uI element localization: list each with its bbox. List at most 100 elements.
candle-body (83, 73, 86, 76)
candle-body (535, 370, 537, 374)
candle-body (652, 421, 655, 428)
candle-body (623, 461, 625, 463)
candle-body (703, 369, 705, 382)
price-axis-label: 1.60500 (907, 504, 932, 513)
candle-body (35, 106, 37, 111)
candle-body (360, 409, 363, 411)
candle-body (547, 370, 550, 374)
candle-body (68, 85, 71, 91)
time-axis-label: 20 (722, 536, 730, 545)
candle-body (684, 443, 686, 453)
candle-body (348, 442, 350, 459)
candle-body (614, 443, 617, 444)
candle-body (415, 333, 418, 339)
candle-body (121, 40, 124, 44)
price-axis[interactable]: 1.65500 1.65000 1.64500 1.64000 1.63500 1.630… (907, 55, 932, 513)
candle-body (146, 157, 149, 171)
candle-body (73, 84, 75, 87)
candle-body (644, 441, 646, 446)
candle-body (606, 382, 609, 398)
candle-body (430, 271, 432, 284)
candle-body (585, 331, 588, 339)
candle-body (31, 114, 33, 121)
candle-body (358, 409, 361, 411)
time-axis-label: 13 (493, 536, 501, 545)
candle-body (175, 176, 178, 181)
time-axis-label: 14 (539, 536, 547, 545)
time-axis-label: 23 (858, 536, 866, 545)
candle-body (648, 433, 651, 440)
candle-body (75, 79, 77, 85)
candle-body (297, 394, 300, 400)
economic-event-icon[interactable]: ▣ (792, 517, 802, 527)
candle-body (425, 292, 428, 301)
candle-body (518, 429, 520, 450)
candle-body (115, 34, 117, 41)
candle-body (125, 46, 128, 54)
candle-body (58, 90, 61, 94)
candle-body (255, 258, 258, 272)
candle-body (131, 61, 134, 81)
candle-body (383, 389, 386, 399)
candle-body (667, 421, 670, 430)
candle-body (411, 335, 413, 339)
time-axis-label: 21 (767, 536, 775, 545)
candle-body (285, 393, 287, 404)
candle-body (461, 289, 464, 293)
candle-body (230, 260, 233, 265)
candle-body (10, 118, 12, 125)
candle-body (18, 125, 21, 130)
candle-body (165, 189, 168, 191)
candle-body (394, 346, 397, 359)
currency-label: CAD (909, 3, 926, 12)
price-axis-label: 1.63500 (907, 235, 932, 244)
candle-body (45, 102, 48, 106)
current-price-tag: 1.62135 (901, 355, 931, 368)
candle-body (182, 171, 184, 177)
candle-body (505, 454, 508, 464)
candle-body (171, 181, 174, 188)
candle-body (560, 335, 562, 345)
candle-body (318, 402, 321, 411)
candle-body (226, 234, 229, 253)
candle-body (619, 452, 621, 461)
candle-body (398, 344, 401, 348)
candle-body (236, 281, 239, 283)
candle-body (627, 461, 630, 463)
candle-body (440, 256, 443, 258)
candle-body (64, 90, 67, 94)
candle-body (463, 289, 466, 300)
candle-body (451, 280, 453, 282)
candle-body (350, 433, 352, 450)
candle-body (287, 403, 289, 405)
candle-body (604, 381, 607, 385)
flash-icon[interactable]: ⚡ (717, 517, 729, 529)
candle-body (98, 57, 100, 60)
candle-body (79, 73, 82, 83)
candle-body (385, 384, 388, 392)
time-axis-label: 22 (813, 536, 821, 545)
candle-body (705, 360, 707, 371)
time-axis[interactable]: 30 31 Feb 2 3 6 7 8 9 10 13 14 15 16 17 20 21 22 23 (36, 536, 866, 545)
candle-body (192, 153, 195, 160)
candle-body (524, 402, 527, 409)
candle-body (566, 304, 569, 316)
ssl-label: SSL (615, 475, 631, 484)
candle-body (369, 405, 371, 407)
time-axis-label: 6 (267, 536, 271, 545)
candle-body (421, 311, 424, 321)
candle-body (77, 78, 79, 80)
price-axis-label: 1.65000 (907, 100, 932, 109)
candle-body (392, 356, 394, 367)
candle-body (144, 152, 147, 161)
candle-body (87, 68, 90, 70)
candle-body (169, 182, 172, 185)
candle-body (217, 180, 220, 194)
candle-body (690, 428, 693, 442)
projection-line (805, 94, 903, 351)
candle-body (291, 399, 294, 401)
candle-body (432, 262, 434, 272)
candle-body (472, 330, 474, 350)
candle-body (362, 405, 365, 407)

● ● ● ● ●

**WORK INSTRUCTIONS**
Copy the entries above word for word, keeping every line in its original order.

**OUTPUT OF THE EXERCISE**
uI element localization: list each with its bbox. List at most 100 elements.
candle-body (83, 73, 86, 76)
candle-body (535, 370, 537, 374)
candle-body (652, 421, 655, 428)
candle-body (623, 461, 625, 463)
candle-body (703, 369, 705, 382)
price-axis-label: 1.60500 (907, 504, 932, 513)
candle-body (35, 106, 37, 111)
candle-body (360, 409, 363, 411)
candle-body (547, 370, 550, 374)
candle-body (68, 85, 71, 91)
time-axis-label: 20 (722, 536, 730, 545)
candle-body (684, 443, 686, 453)
candle-body (348, 442, 350, 459)
candle-body (614, 443, 617, 444)
candle-body (415, 333, 418, 339)
candle-body (121, 40, 124, 44)
price-axis[interactable]: 1.65500 1.65000 1.64500 1.64000 1.63500 1.630… (907, 55, 932, 513)
candle-body (146, 157, 149, 171)
candle-body (73, 84, 75, 87)
candle-body (644, 441, 646, 446)
candle-body (606, 382, 609, 398)
candle-body (430, 271, 432, 284)
candle-body (585, 331, 588, 339)
candle-body (31, 114, 33, 121)
candle-body (358, 409, 361, 411)
time-axis-label: 13 (493, 536, 501, 545)
candle-body (175, 176, 178, 181)
time-axis-label: 14 (539, 536, 547, 545)
time-axis-label: 23 (858, 536, 866, 545)
candle-body (648, 433, 651, 440)
candle-body (75, 79, 77, 85)
candle-body (297, 394, 300, 400)
economic-event-icon[interactable]: ▣ (792, 517, 802, 527)
candle-body (425, 292, 428, 301)
candle-body (518, 429, 520, 450)
candle-body (115, 34, 117, 41)
candle-body (125, 46, 128, 54)
candle-body (58, 90, 61, 94)
candle-body (255, 258, 258, 272)
candle-body (131, 61, 134, 81)
candle-body (383, 389, 386, 399)
candle-body (667, 421, 670, 430)
candle-body (411, 335, 413, 339)
time-axis-label: 21 (767, 536, 775, 545)
candle-body (285, 393, 287, 404)
candle-body (461, 289, 464, 293)
candle-body (230, 260, 233, 265)
candle-body (10, 118, 12, 125)
candle-body (18, 125, 21, 130)
candle-body (165, 189, 168, 191)
candle-body (394, 346, 397, 359)
currency-label: CAD (909, 3, 926, 12)
price-axis-label: 1.63500 (907, 235, 932, 244)
candle-body (45, 102, 48, 106)
current-price-tag: 1.62135 (901, 355, 931, 368)
candle-body (182, 171, 184, 177)
candle-body (505, 454, 508, 464)
candle-body (171, 181, 174, 188)
candle-body (560, 335, 562, 345)
candle-body (318, 402, 321, 411)
candle-body (226, 234, 229, 253)
candle-body (619, 452, 621, 461)
candle-body (398, 344, 401, 348)
candle-body (236, 281, 239, 283)
candle-body (627, 461, 630, 463)
candle-body (440, 256, 443, 258)
candle-body (64, 90, 67, 94)
candle-body (463, 289, 466, 300)
candle-body (451, 280, 453, 282)
candle-body (350, 433, 352, 450)
candle-body (287, 403, 289, 405)
candle-body (604, 381, 607, 385)
flash-icon[interactable]: ⚡ (717, 517, 729, 529)
candle-body (98, 57, 100, 60)
candle-body (79, 73, 82, 83)
candle-body (385, 384, 388, 392)
time-axis-label: 22 (813, 536, 821, 545)
candle-body (705, 360, 707, 371)
time-axis[interactable]: 30 31 Feb 2 3 6 7 8 9 10 13 14 15 16 17 20 21 22 23 (36, 536, 866, 545)
candle-body (192, 153, 195, 160)
candle-body (524, 402, 527, 409)
candle-body (566, 304, 569, 316)
ssl-label: SSL (615, 475, 631, 484)
candle-body (369, 405, 371, 407)
time-axis-label: 6 (267, 536, 271, 545)
candle-body (421, 311, 424, 321)
candle-body (77, 78, 79, 80)
price-axis-label: 1.65000 (907, 100, 932, 109)
candle-body (392, 356, 394, 367)
candle-body (144, 152, 147, 161)
candle-body (87, 68, 90, 70)
candle-body (169, 182, 172, 185)
candle-body (217, 180, 220, 194)
candle-body (690, 428, 693, 442)
projection-line (805, 94, 903, 351)
candle-body (291, 399, 294, 401)
candle-body (432, 262, 434, 272)
candle-body (472, 330, 474, 350)
candle-body (362, 405, 365, 407)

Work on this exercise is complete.